**Provided records**
□ □ □

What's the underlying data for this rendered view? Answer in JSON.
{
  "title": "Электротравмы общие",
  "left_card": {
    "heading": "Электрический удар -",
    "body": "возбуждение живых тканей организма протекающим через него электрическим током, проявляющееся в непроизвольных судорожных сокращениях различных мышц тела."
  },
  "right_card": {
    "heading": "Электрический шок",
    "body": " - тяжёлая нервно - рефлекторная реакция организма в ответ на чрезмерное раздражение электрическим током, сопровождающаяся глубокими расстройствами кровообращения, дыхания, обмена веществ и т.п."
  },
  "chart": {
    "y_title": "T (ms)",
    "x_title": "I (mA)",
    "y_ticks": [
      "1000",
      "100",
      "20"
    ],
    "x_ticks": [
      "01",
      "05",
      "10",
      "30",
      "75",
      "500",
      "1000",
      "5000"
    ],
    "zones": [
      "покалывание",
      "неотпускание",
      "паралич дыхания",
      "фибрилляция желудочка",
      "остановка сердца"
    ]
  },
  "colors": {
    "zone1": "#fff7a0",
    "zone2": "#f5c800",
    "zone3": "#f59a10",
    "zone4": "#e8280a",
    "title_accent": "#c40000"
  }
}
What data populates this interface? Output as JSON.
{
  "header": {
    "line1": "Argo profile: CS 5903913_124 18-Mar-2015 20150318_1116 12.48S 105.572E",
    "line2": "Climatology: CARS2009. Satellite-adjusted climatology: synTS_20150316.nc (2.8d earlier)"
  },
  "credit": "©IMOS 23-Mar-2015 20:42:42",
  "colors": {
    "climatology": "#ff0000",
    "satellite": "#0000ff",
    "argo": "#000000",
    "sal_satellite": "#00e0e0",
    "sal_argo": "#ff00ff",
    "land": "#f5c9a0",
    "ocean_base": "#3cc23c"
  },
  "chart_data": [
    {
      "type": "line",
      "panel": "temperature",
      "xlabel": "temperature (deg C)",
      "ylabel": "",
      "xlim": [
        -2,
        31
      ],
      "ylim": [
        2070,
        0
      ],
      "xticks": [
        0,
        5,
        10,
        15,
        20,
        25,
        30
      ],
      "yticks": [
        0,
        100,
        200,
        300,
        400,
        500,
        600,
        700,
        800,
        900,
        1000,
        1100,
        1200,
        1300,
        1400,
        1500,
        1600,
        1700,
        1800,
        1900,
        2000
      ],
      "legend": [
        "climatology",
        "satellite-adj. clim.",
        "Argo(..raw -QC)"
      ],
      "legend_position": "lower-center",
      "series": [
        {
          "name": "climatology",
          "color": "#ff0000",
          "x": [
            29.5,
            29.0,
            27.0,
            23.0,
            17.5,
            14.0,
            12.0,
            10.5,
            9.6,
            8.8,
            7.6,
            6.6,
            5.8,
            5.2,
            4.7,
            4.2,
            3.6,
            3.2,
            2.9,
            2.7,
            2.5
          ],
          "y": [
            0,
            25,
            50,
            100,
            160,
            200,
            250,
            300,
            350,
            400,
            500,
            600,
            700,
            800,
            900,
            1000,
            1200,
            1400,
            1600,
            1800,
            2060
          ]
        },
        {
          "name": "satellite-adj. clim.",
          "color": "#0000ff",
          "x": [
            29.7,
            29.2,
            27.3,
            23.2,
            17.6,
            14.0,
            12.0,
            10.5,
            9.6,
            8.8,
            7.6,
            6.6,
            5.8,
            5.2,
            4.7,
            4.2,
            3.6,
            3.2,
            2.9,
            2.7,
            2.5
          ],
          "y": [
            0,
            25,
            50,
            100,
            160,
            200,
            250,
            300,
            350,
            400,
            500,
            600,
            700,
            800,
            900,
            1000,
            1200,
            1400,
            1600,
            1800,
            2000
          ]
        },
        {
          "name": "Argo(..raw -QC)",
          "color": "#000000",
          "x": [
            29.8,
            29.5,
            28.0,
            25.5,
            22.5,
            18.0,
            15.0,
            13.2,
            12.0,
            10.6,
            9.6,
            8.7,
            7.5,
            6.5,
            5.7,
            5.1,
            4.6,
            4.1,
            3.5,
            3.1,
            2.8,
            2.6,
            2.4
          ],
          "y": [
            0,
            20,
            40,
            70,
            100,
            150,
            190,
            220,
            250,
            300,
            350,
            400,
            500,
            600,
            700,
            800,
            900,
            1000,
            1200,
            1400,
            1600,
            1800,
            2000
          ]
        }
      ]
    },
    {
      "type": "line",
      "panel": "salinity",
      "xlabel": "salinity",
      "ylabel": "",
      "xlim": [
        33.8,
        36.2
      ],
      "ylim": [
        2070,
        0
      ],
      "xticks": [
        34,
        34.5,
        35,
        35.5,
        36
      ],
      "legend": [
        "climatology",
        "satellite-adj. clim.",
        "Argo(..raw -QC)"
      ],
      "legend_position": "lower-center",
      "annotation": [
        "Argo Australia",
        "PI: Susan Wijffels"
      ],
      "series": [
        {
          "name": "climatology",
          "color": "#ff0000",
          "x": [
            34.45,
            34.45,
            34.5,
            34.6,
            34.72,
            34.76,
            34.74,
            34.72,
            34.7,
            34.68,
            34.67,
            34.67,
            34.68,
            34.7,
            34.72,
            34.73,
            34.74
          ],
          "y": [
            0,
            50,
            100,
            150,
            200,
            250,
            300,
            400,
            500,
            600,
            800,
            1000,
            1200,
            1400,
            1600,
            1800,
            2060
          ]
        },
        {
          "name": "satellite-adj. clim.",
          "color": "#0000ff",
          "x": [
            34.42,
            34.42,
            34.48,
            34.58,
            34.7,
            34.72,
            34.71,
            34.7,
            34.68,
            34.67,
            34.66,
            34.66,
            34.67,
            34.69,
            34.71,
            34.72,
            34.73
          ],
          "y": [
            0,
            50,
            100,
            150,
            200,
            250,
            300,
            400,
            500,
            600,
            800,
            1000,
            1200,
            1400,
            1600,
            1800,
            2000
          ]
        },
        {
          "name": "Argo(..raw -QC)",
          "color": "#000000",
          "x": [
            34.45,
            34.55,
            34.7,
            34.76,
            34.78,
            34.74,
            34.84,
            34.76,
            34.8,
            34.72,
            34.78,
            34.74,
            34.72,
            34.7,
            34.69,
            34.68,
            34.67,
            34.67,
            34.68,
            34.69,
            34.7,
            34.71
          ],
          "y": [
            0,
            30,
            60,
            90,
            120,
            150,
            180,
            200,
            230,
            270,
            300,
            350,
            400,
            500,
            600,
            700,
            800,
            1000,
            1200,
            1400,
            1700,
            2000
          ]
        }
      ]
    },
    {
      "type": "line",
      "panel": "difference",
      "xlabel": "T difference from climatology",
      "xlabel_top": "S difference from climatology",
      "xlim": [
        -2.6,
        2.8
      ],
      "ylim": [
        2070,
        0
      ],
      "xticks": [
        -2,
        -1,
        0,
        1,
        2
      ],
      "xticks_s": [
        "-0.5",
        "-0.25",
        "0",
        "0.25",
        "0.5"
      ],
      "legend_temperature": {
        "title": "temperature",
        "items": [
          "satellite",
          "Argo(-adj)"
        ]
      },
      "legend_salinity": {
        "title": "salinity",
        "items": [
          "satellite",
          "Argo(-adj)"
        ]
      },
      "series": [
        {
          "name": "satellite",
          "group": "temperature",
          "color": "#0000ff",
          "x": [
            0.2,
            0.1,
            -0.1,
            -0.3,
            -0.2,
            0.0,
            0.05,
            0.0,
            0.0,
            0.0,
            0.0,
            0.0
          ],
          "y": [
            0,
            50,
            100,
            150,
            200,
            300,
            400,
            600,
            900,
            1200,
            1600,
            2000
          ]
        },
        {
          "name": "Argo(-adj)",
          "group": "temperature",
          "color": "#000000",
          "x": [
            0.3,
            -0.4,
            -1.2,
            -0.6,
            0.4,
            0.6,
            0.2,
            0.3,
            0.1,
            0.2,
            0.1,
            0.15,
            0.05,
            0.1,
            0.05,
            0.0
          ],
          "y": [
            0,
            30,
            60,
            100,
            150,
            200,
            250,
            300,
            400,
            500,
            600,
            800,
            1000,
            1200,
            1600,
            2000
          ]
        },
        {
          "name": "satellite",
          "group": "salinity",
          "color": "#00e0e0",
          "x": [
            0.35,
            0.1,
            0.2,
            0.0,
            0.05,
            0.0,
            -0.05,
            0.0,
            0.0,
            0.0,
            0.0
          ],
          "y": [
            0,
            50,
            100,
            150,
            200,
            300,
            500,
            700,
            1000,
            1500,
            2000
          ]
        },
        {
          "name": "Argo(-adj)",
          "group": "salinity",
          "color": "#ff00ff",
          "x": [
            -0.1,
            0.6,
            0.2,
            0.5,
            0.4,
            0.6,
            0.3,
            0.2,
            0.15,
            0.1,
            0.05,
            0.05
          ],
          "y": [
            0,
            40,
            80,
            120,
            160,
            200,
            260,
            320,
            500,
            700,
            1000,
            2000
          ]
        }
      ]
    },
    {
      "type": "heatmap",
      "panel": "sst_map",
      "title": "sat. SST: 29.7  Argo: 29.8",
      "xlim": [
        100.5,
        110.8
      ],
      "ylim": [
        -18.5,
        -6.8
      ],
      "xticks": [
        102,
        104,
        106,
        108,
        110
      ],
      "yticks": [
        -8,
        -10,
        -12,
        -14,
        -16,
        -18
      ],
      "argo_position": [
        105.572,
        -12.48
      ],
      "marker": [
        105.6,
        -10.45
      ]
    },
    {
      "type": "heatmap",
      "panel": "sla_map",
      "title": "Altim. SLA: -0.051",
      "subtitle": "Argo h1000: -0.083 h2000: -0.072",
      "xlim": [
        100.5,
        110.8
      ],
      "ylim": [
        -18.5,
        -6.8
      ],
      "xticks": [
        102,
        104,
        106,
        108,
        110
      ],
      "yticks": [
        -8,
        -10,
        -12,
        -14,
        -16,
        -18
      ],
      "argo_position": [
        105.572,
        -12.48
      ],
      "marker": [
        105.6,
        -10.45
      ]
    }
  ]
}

□ □ □

Your reply is one number: how many lines of the records above contain the word "What".

**The solution**
2